(Extracted records)
** begin **
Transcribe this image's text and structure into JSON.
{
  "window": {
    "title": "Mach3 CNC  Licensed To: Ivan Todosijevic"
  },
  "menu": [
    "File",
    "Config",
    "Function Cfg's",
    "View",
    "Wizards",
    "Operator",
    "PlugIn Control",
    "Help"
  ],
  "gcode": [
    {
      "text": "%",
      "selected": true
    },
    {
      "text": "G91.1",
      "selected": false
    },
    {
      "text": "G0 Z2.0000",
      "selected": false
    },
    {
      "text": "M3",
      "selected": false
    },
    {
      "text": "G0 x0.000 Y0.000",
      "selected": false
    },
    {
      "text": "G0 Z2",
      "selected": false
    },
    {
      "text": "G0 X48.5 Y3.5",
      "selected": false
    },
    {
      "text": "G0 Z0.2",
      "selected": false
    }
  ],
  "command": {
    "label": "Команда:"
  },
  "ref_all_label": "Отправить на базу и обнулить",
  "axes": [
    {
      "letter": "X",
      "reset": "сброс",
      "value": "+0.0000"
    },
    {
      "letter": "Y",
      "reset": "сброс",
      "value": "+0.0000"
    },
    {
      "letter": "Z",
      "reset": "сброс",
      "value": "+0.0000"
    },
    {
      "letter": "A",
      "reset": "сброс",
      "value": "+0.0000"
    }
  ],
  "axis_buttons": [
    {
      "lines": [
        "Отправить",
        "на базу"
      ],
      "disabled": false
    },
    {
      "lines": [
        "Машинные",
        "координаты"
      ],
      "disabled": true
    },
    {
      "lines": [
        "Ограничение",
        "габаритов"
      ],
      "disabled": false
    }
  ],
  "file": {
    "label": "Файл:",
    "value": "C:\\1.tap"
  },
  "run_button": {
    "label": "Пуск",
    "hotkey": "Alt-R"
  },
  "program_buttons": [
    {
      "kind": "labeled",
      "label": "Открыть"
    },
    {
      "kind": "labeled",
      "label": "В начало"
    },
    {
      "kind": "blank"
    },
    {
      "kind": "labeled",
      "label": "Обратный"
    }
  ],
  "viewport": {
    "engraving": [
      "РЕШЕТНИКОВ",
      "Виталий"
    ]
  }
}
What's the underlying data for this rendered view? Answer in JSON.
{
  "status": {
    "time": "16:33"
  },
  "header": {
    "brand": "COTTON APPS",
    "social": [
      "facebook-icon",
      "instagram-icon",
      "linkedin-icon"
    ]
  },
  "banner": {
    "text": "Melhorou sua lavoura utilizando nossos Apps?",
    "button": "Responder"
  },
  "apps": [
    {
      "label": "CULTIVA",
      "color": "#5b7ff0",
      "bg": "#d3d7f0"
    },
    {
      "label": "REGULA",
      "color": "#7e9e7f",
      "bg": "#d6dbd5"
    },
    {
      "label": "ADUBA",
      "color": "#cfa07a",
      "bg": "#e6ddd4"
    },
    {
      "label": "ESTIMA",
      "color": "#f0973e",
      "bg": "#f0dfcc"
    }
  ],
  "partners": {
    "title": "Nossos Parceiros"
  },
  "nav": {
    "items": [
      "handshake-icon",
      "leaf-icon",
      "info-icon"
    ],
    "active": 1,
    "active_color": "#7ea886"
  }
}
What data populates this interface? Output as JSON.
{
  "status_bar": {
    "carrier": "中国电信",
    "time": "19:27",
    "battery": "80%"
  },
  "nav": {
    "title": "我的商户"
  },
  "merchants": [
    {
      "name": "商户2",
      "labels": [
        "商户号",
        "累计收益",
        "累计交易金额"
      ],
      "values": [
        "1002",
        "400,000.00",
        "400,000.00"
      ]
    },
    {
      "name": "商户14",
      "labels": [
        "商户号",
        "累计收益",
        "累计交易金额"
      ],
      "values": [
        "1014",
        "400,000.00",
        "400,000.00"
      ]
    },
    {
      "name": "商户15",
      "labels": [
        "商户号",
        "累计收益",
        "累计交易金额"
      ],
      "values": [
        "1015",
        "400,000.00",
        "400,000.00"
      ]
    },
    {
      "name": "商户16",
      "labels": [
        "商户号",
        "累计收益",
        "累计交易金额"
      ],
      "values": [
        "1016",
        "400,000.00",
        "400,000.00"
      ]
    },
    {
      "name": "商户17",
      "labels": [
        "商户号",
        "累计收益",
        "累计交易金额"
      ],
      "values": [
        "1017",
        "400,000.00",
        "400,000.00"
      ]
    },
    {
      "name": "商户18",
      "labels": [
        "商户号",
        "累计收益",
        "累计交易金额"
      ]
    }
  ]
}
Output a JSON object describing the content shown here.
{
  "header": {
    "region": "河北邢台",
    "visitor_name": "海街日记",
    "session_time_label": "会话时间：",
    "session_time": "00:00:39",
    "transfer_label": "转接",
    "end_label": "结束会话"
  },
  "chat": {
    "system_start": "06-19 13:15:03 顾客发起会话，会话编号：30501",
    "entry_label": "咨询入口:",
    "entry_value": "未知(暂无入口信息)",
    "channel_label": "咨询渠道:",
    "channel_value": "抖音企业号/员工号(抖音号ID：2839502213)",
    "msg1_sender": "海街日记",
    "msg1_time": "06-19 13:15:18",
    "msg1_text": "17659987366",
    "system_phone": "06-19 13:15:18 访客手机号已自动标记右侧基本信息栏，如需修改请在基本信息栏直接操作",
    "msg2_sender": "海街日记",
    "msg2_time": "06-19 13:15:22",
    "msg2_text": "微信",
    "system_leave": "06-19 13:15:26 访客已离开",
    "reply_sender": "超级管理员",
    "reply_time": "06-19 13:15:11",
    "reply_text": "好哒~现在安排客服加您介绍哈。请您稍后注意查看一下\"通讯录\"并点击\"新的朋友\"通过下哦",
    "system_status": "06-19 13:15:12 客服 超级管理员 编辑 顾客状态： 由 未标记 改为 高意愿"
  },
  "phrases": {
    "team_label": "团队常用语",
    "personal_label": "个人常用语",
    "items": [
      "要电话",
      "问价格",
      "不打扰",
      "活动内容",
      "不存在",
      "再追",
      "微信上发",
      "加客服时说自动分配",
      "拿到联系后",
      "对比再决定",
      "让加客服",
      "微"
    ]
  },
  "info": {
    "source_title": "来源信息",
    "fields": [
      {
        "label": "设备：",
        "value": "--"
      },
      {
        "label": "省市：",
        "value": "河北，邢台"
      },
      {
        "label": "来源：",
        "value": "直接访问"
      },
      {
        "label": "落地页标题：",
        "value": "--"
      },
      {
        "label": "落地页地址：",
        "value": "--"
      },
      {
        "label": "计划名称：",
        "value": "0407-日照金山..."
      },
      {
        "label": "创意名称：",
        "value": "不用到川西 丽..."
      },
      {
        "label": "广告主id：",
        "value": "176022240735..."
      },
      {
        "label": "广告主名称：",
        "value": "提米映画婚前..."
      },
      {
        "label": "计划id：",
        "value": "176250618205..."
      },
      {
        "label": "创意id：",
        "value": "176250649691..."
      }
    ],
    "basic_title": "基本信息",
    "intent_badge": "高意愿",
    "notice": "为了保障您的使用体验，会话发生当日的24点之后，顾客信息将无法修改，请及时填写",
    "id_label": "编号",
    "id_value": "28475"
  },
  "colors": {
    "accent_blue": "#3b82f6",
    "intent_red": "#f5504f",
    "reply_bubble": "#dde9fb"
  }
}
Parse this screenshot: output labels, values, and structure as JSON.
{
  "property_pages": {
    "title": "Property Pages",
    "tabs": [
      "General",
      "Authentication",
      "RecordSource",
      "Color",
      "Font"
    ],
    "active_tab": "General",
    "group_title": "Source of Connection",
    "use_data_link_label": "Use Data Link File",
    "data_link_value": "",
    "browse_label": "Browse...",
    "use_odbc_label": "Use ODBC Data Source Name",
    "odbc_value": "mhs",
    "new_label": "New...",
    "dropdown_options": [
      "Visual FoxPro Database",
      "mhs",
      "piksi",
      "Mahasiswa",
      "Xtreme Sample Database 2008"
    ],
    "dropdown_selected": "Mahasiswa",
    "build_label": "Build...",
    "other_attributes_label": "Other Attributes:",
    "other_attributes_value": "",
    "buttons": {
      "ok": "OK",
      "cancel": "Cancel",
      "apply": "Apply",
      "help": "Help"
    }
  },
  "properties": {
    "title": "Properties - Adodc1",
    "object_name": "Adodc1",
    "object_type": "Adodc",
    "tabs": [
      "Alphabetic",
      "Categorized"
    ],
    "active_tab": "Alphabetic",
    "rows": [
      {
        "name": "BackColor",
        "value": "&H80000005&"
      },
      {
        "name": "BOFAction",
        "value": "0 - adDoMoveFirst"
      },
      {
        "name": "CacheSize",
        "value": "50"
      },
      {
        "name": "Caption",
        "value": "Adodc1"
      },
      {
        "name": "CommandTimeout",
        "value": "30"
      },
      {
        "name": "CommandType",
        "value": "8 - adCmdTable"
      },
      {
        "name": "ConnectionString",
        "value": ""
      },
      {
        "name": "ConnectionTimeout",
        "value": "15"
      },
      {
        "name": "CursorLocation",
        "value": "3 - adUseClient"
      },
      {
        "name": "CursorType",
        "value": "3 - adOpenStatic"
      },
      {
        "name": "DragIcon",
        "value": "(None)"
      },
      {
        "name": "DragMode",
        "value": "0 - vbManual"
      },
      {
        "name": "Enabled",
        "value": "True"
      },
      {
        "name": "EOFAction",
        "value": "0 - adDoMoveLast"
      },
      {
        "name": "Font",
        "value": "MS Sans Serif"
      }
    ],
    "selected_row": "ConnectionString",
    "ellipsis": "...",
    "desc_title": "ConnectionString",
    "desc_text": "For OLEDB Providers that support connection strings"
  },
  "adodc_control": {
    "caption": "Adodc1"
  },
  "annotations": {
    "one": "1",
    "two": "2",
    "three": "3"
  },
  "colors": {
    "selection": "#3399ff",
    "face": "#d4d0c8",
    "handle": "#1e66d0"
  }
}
** end **
**Stated goal**
Pick out the lines that include the word "базу" and write them out.

**Output of the exercise**
  "ref_all_label": "Отправить на базу и обнулить",
        "на базу"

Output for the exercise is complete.